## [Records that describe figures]
● ● ● ● ●
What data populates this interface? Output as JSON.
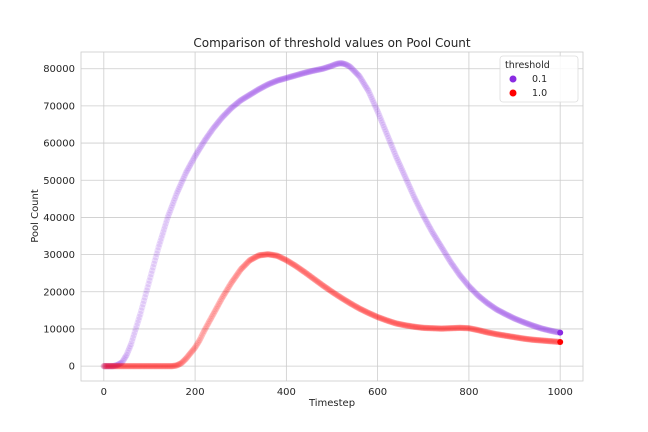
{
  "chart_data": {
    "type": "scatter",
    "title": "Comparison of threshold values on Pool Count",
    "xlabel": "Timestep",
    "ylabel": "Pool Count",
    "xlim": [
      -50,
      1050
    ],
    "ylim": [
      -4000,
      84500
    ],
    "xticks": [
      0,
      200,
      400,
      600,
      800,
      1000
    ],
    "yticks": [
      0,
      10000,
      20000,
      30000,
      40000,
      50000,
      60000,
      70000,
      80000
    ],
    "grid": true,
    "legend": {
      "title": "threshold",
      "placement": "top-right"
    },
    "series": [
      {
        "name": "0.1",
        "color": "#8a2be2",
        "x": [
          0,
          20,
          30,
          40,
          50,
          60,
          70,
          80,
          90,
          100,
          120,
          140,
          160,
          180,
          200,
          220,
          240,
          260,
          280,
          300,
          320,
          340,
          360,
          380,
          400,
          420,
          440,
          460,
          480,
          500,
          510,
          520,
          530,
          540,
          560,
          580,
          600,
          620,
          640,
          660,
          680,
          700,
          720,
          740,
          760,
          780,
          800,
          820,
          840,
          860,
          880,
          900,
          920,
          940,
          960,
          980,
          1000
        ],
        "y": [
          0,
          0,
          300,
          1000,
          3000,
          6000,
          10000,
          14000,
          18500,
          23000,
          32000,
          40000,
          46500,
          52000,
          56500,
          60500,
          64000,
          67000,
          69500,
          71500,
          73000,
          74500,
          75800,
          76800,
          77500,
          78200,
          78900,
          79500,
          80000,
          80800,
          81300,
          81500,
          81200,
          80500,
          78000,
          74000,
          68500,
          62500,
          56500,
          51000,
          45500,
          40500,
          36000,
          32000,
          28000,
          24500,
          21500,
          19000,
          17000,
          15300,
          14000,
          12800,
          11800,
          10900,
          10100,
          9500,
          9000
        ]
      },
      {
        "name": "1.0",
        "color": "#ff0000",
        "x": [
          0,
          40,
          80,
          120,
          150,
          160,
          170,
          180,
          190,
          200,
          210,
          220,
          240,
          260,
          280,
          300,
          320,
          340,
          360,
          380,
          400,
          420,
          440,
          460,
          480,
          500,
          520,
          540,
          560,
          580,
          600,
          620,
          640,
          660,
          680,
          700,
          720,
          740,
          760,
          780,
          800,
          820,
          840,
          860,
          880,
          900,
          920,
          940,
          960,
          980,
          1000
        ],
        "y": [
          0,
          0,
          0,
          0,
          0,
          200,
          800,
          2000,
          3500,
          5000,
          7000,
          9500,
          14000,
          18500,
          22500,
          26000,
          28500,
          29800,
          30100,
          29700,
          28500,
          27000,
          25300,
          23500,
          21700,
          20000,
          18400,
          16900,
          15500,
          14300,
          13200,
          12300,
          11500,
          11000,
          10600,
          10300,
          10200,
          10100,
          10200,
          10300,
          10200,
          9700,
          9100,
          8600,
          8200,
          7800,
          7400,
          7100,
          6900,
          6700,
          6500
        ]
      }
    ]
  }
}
● ● ● ● ●
## [TO BE DONE]
Count how many lines above carry the word "Pool". Only the number is required.

## [WRITTEN RESPONSE]
2